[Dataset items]
|---|

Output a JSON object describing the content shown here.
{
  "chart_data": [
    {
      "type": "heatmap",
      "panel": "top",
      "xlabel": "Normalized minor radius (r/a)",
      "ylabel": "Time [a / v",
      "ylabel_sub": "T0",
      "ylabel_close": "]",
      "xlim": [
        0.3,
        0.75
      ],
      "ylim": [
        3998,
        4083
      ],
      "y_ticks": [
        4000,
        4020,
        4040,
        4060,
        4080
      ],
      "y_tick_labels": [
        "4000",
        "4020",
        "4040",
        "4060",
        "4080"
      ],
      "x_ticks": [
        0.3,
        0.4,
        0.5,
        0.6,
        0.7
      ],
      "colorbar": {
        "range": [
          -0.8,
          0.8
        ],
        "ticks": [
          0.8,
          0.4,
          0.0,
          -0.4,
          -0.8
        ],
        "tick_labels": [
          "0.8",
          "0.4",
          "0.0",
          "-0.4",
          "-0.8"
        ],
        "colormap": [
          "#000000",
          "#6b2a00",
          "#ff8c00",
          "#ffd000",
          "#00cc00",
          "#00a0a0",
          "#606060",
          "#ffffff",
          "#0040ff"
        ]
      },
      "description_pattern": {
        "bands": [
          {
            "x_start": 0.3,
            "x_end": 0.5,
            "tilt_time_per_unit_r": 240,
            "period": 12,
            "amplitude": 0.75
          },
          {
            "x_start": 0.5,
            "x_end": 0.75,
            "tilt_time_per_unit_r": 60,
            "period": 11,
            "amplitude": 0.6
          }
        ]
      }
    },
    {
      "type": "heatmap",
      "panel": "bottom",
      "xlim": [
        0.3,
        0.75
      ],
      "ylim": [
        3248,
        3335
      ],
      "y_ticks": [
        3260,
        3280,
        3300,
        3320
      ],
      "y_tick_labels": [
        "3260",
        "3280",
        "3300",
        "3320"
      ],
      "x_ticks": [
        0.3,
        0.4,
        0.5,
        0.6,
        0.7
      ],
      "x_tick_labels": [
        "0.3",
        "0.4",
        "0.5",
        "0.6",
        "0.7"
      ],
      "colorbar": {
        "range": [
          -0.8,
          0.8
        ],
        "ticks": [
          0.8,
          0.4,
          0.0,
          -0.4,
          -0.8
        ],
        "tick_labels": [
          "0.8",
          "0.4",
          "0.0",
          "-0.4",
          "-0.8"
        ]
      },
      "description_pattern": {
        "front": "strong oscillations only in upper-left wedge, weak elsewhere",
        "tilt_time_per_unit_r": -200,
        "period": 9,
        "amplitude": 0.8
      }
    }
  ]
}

|---|

» JOB:
Pick out the lines that include the word "amplitude" and write them out.

» EXERCISE RESULT:
            "amplitude": 0.75
            "amplitude": 0.6
        "amplitude": 0.8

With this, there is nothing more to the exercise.